-- WORK INSTRUCTION --
Reproduce the entries exactly and omit the pictures.

*** SOURCE INFORMATION

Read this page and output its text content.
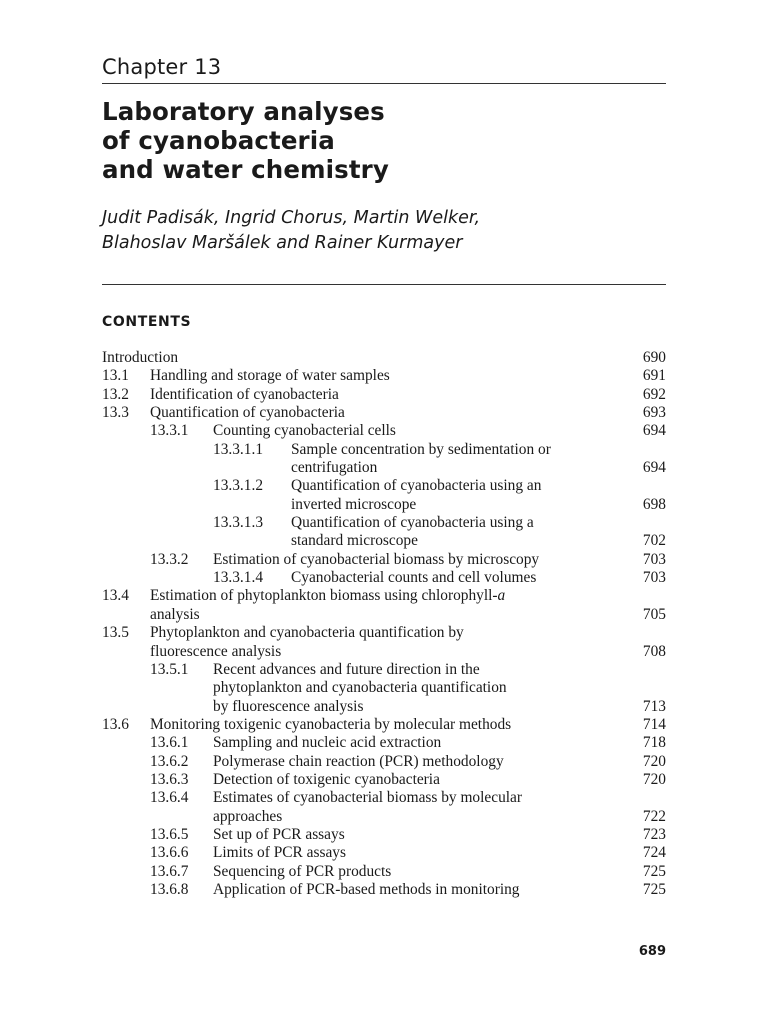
Chapter 13
Laboratory analyses
of cyanobacteria
and water chemistry
Judit Padisák, Ingrid Chorus, Martin Welker,
Blahoslav Maršálek and Rainer Kurmayer
CONTENTS
Introduction	690
13.1 Handling and storage of water samples	691
13.2 Identification of cyanobacteria	692
13.3 Quantification of cyanobacteria	693
13.3.1 Counting cyanobacterial cells	694
13.3.1.1 Sample concentration by sedimentation or
centrifugation	694
13.3.1.2 Quantification of cyanobacteria using an
inverted microscope	698
13.3.1.3 Quantification of cyanobacteria using a
standard microscope	702
13.3.2 Estimation of cyanobacterial biomass by microscopy	703
13.3.1.4 Cyanobacterial counts and cell volumes	703
13.4 Estimation of phytoplankton biomass using chlorophyll-a
analysis	705
13.5 Phytoplankton and cyanobacteria quantification by
fluorescence analysis	708
13.5.1 Recent advances and future direction in the
phytoplankton and cyanobacteria quantification
by fluorescence analysis	713
13.6 Monitoring toxigenic cyanobacteria by molecular methods	714
13.6.1 Sampling and nucleic acid extraction	718
13.6.2 Polymerase chain reaction (PCR) methodology	720
13.6.3 Detection of toxigenic cyanobacteria	720
13.6.4 Estimates of cyanobacterial biomass by molecular
approaches	722
13.6.5 Set up of PCR assays	723
13.6.6 Limits of PCR assays	724
13.6.7 Sequencing of PCR products	725
13.6.8 Application of PCR-based methods in monitoring	725
689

******

-- YOUR RESPONSE --
Read this page and output its text content.
Chapter 13
Laboratory analyses
of cyanobacteria
and water chemistry
Judit Padisák, Ingrid Chorus, Martin Welker,
Blahoslav Maršálek and Rainer Kurmayer
CONTENTS
Introduction	690
13.1 Handling and storage of water samples	691
13.2 Identification of cyanobacteria	692
13.3 Quantification of cyanobacteria	693
13.3.1 Counting cyanobacterial cells	694
13.3.1.1 Sample concentration by sedimentation or
centrifugation	694
13.3.1.2 Quantification of cyanobacteria using an
inverted microscope	698
13.3.1.3 Quantification of cyanobacteria using a
standard microscope	702
13.3.2 Estimation of cyanobacterial biomass by microscopy	703
13.3.1.4 Cyanobacterial counts and cell volumes	703
13.4 Estimation of phytoplankton biomass using chlorophyll-a
analysis	705
13.5 Phytoplankton and cyanobacteria quantification by
fluorescence analysis	708
13.5.1 Recent advances and future direction in the
phytoplankton and cyanobacteria quantification
by fluorescence analysis	713
13.6 Monitoring toxigenic cyanobacteria by molecular methods	714
13.6.1 Sampling and nucleic acid extraction	718
13.6.2 Polymerase chain reaction (PCR) methodology	720
13.6.3 Detection of toxigenic cyanobacteria	720
13.6.4 Estimates of cyanobacterial biomass by molecular
approaches	722
13.6.5 Set up of PCR assays	723
13.6.6 Limits of PCR assays	724
13.6.7 Sequencing of PCR products	725
13.6.8 Application of PCR-based methods in monitoring	725
689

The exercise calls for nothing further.